§ **Directions for this task**: An image-free, word-for-word version of the records below is to be returned.

§ **Data extract**:
__________
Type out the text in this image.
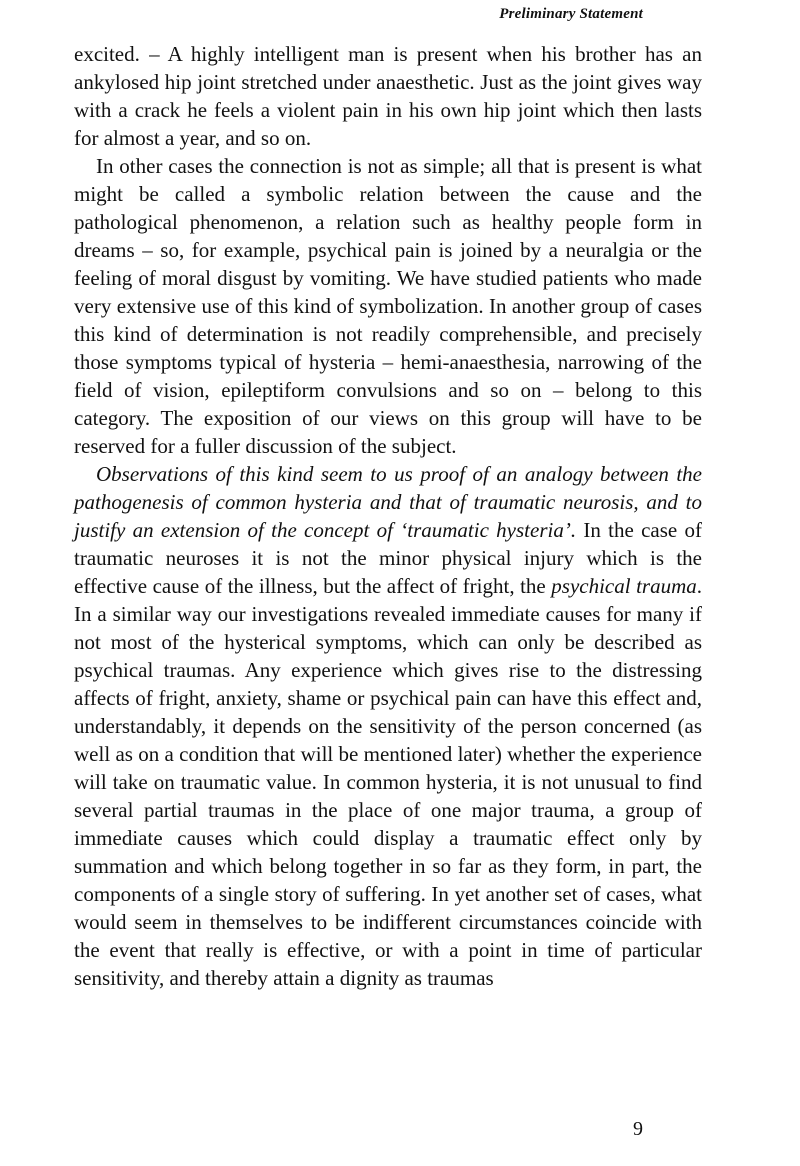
Preliminary Statement

excited. – A highly intelligent man is present when his brother has an ankylosed hip joint stretched under anaesthetic. Just as the joint gives way with a crack he feels a violent pain in his own hip joint which then lasts for almost a year, and so on.

In other cases the connection is not as simple; all that is present is what might be called a symbolic relation between the cause and the pathological phenomenon, a relation such as healthy people form in dreams – so, for example, psychical pain is joined by a neuralgia or the feeling of moral disgust by vomiting. We have studied patients who made very extensive use of this kind of symbolization. In another group of cases this kind of determination is not readily comprehensible, and precisely those symptoms typical of hysteria – hemi-anaesthesia, narrowing of the field of vision, epileptiform convulsions and so on – belong to this category. The exposition of our views on this group will have to be reserved for a fuller discussion of the subject.

Observations of this kind seem to us proof of an analogy between the pathogenesis of common hysteria and that of traumatic neurosis, and to justify an extension of the concept of ‘traumatic hysteria’. In the case of traumatic neuroses it is not the minor physical injury which is the effective cause of the illness, but the affect of fright, the psychical trauma. In a similar way our investigations revealed immediate causes for many if not most of the hysterical symptoms, which can only be described as psychical traumas. Any experience which gives rise to the distressing affects of fright, anxiety, shame or psychical pain can have this effect and, understandably, it depends on the sensitivity of the person concerned (as well as on a condition that will be mentioned later) whether the experience will take on traumatic value. In common hysteria, it is not unusual to find several partial traumas in the place of one major trauma, a group of immediate causes which could display a traumatic effect only by summation and which belong together in so far as they form, in part, the components of a single story of suffering. In yet another set of cases, what would seem in themselves to be indifferent circumstances coincide with the event that really is effective, or with a point in time of particular sensitivity, and thereby attain a dignity as traumas

9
__________
§ **Solution**:
Type out the text in this image.
Preliminary Statement

excited. – A highly intelligent man is present when his brother has an ankylosed hip joint stretched under anaesthetic. Just as the joint gives way with a crack he feels a violent pain in his own hip joint which then lasts for almost a year, and so on.

In other cases the connection is not as simple; all that is present is what might be called a symbolic relation between the cause and the pathological phenomenon, a relation such as healthy people form in dreams – so, for example, psychical pain is joined by a neuralgia or the feeling of moral disgust by vomiting. We have studied patients who made very extensive use of this kind of symbolization. In another group of cases this kind of determination is not readily comprehensible, and precisely those symptoms typical of hysteria – hemi-anaesthesia, narrowing of the field of vision, epileptiform convulsions and so on – belong to this category. The exposition of our views on this group will have to be reserved for a fuller discussion of the subject.

Observations of this kind seem to us proof of an analogy between the pathogenesis of common hysteria and that of traumatic neurosis, and to justify an extension of the concept of ‘traumatic hysteria’. In the case of traumatic neuroses it is not the minor physical injury which is the effective cause of the illness, but the affect of fright, the psychical trauma. In a similar way our investigations revealed immediate causes for many if not most of the hysterical symptoms, which can only be described as psychical traumas. Any experience which gives rise to the distressing affects of fright, anxiety, shame or psychical pain can have this effect and, understandably, it depends on the sensitivity of the person concerned (as well as on a condition that will be mentioned later) whether the experience will take on traumatic value. In common hysteria, it is not unusual to find several partial traumas in the place of one major trauma, a group of immediate causes which could display a traumatic effect only by summation and which belong together in so far as they form, in part, the components of a single story of suffering. In yet another set of cases, what would seem in themselves to be indifferent circumstances coincide with the event that really is effective, or with a point in time of particular sensitivity, and thereby attain a dignity as traumas

9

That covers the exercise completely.